# Given records
——
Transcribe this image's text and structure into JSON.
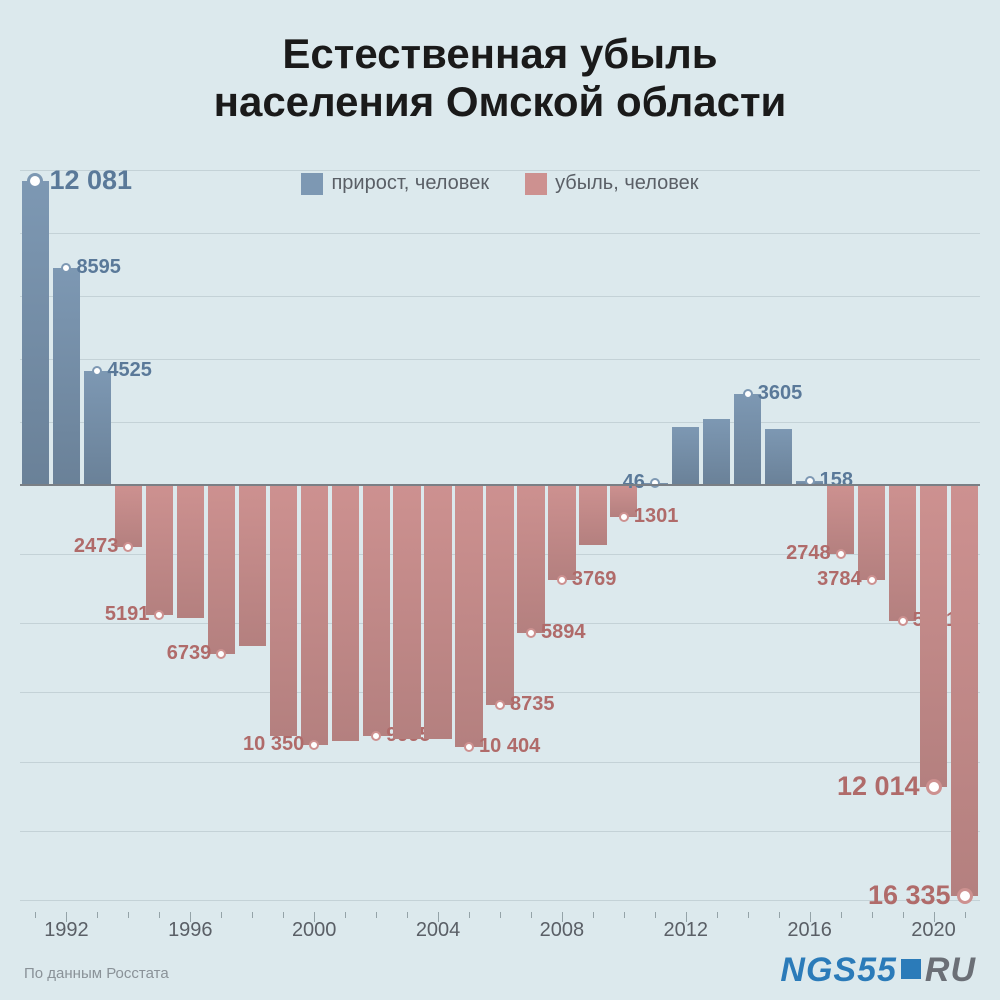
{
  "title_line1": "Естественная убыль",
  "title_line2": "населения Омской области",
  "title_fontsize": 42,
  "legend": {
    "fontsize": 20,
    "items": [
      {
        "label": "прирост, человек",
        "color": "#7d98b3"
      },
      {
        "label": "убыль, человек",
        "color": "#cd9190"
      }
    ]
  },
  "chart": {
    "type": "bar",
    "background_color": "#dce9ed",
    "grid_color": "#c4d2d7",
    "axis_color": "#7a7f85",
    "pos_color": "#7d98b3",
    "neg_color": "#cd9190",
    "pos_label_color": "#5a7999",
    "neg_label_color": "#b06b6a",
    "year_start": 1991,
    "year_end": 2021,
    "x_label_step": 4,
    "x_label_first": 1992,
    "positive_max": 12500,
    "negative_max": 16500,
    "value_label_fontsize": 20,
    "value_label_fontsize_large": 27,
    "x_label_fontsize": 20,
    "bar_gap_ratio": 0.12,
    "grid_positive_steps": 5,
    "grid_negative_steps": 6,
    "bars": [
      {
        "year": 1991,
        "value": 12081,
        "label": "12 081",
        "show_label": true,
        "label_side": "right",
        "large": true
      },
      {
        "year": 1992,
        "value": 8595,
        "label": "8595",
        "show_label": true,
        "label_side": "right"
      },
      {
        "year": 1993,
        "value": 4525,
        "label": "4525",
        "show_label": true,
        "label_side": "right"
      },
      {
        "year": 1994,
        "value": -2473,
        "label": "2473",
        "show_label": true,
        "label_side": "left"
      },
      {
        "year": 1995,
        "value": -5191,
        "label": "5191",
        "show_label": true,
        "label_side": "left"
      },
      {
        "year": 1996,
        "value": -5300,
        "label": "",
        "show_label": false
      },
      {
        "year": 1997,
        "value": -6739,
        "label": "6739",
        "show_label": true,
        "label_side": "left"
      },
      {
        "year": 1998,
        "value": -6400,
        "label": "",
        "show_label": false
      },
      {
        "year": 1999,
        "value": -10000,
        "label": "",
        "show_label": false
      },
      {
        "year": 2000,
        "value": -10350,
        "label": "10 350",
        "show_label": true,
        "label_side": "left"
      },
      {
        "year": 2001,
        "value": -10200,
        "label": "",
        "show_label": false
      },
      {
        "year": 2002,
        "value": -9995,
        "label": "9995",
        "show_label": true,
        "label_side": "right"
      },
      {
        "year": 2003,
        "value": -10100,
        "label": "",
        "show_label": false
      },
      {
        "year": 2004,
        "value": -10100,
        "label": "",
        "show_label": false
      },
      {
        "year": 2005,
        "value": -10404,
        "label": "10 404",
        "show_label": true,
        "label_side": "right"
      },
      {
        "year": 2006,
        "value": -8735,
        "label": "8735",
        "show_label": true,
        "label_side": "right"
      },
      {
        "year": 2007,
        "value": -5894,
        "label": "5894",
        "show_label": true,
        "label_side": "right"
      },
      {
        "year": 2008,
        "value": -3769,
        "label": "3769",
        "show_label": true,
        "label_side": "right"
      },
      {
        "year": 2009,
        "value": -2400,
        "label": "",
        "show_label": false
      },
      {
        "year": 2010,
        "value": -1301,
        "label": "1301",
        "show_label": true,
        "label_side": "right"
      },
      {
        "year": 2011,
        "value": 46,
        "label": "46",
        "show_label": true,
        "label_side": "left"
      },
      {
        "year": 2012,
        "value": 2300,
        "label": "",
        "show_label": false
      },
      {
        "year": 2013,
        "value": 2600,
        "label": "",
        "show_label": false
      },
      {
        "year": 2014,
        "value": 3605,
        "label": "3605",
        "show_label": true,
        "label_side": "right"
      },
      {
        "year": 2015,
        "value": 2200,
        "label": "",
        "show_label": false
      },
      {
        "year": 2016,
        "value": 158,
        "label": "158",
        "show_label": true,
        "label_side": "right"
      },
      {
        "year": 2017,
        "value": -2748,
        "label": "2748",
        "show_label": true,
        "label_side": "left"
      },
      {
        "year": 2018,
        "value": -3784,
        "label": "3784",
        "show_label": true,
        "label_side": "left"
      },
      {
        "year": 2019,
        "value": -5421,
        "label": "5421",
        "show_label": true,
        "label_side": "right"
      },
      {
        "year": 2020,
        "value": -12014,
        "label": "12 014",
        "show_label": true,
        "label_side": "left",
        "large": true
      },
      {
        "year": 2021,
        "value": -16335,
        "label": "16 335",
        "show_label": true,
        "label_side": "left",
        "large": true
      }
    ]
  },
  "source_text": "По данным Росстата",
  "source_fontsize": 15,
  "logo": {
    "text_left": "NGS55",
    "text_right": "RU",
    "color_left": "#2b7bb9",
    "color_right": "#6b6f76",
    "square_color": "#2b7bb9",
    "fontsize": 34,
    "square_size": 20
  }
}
——
# What is required
Each line of the material that holds the string "человек" counts once; give the total alone.

# Solution for this task
2